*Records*

——

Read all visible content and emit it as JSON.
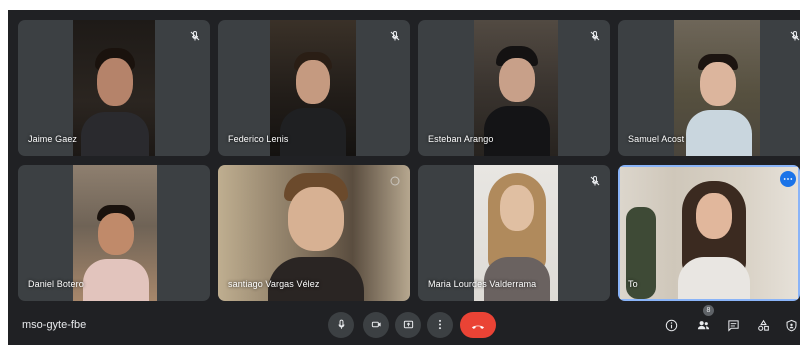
{
  "meeting_code": "mso-gyte-fbe",
  "participants": [
    {
      "name": "Jaime Gaez",
      "muted": true
    },
    {
      "name": "Federico Lenis",
      "muted": true
    },
    {
      "name": "Esteban Arango",
      "muted": true
    },
    {
      "name": "Samuel Acost",
      "muted": true
    },
    {
      "name": "Daniel Botero",
      "muted": false
    },
    {
      "name": "santiago Vargas Vélez",
      "muted": false
    },
    {
      "name": "Maria Lourdes Valderrama",
      "muted": true
    },
    {
      "name": "To",
      "muted": false
    }
  ],
  "participant_count": "8",
  "controls": [
    "mic-icon",
    "camera-icon",
    "present-icon",
    "more-options-icon",
    "end-call-icon"
  ],
  "right_icons": [
    "info-icon",
    "people-icon",
    "chat-icon",
    "activities-icon",
    "host-controls-icon"
  ],
  "colors": {
    "background": "#202124",
    "tile": "#3c4043",
    "end_call": "#ea4335",
    "active_border": "#8ab4f8"
  }
}
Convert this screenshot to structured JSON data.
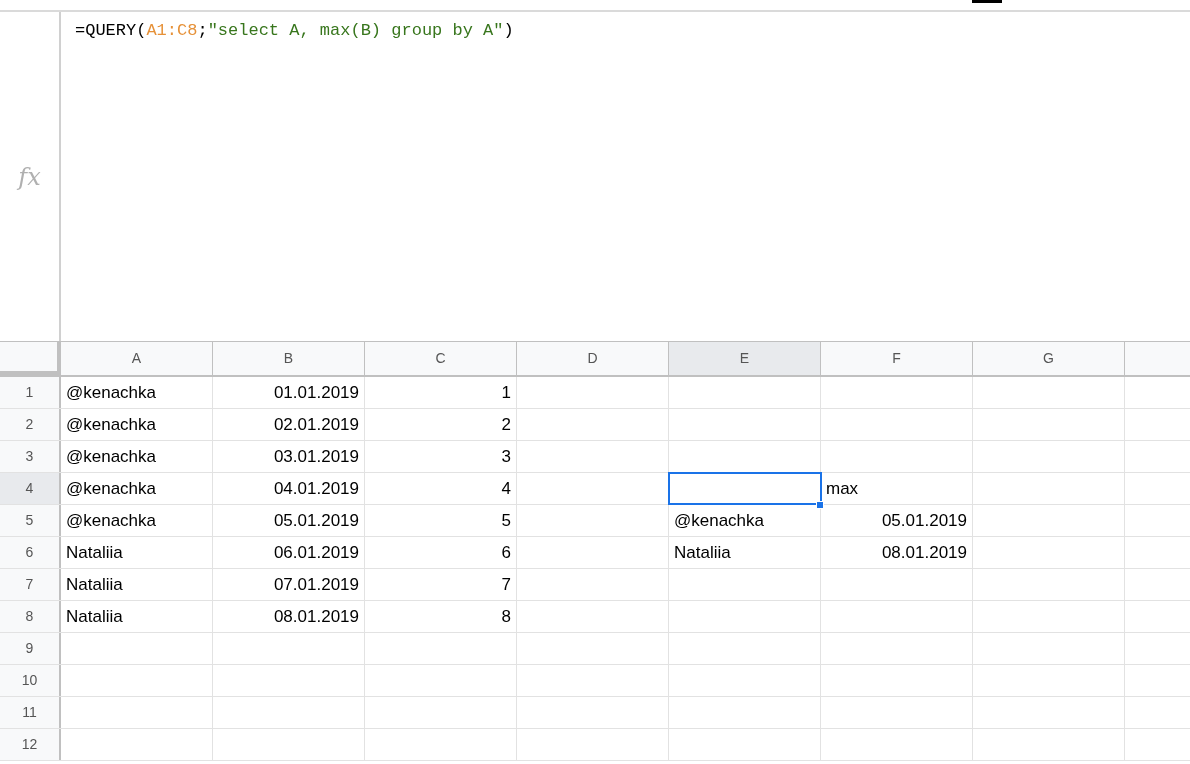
{
  "formula_bar": {
    "label": "fx",
    "formula": [
      {
        "text": "=QUERY(",
        "kind": "plain"
      },
      {
        "text": "A1:C8",
        "kind": "range"
      },
      {
        "text": ";",
        "kind": "plain"
      },
      {
        "text": "\"select A, max(B) group by A\"",
        "kind": "string"
      },
      {
        "text": ")",
        "kind": "plain"
      }
    ]
  },
  "columns": [
    {
      "label": "A",
      "selected": false
    },
    {
      "label": "B",
      "selected": false
    },
    {
      "label": "C",
      "selected": false
    },
    {
      "label": "D",
      "selected": false
    },
    {
      "label": "E",
      "selected": true
    },
    {
      "label": "F",
      "selected": false
    },
    {
      "label": "G",
      "selected": false
    }
  ],
  "rows": [
    {
      "label": "1",
      "selected": false,
      "cells": [
        {
          "text": "@kenachka",
          "kind": "text",
          "selected": false
        },
        {
          "text": "01.01.2019",
          "kind": "number",
          "selected": false
        },
        {
          "text": "1",
          "kind": "number",
          "selected": false
        },
        null,
        null,
        null,
        null
      ]
    },
    {
      "label": "2",
      "selected": false,
      "cells": [
        {
          "text": "@kenachka",
          "kind": "text",
          "selected": false
        },
        {
          "text": "02.01.2019",
          "kind": "number",
          "selected": false
        },
        {
          "text": "2",
          "kind": "number",
          "selected": false
        },
        null,
        null,
        null,
        null
      ]
    },
    {
      "label": "3",
      "selected": false,
      "cells": [
        {
          "text": "@kenachka",
          "kind": "text",
          "selected": false
        },
        {
          "text": "03.01.2019",
          "kind": "number",
          "selected": false
        },
        {
          "text": "3",
          "kind": "number",
          "selected": false
        },
        null,
        null,
        null,
        null
      ]
    },
    {
      "label": "4",
      "selected": true,
      "cells": [
        {
          "text": "@kenachka",
          "kind": "text",
          "selected": false
        },
        {
          "text": "04.01.2019",
          "kind": "number",
          "selected": false
        },
        {
          "text": "4",
          "kind": "number",
          "selected": false
        },
        null,
        {
          "selected": true
        },
        {
          "text": "max",
          "kind": "text",
          "selected": false
        },
        null
      ]
    },
    {
      "label": "5",
      "selected": false,
      "cells": [
        {
          "text": "@kenachka",
          "kind": "text",
          "selected": false
        },
        {
          "text": "05.01.2019",
          "kind": "number",
          "selected": false
        },
        {
          "text": "5",
          "kind": "number",
          "selected": false
        },
        null,
        {
          "text": "@kenachka",
          "kind": "text",
          "selected": false
        },
        {
          "text": "05.01.2019",
          "kind": "number",
          "selected": false
        },
        null
      ]
    },
    {
      "label": "6",
      "selected": false,
      "cells": [
        {
          "text": "Nataliia",
          "kind": "text",
          "selected": false
        },
        {
          "text": "06.01.2019",
          "kind": "number",
          "selected": false
        },
        {
          "text": "6",
          "kind": "number",
          "selected": false
        },
        null,
        {
          "text": "Nataliia",
          "kind": "text",
          "selected": false
        },
        {
          "text": "08.01.2019",
          "kind": "number",
          "selected": false
        },
        null
      ]
    },
    {
      "label": "7",
      "selected": false,
      "cells": [
        {
          "text": "Nataliia",
          "kind": "text",
          "selected": false
        },
        {
          "text": "07.01.2019",
          "kind": "number",
          "selected": false
        },
        {
          "text": "7",
          "kind": "number",
          "selected": false
        },
        null,
        null,
        null,
        null
      ]
    },
    {
      "label": "8",
      "selected": false,
      "cells": [
        {
          "text": "Nataliia",
          "kind": "text",
          "selected": false
        },
        {
          "text": "08.01.2019",
          "kind": "number",
          "selected": false
        },
        {
          "text": "8",
          "kind": "number",
          "selected": false
        },
        null,
        null,
        null,
        null
      ]
    },
    {
      "label": "9",
      "selected": false,
      "cells": [
        null,
        null,
        null,
        null,
        null,
        null,
        null
      ]
    },
    {
      "label": "10",
      "selected": false,
      "cells": [
        null,
        null,
        null,
        null,
        null,
        null,
        null
      ]
    },
    {
      "label": "11",
      "selected": false,
      "cells": [
        null,
        null,
        null,
        null,
        null,
        null,
        null
      ]
    },
    {
      "label": "12",
      "selected": false,
      "cells": [
        null,
        null,
        null,
        null,
        null,
        null,
        null
      ]
    }
  ]
}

——

*Task goal*
Select every line above that contains the word "JSON", and copy it.

*Result of this task*
Read all visible content and emit it as JSON.
Convert this screenshot to structured JSON data.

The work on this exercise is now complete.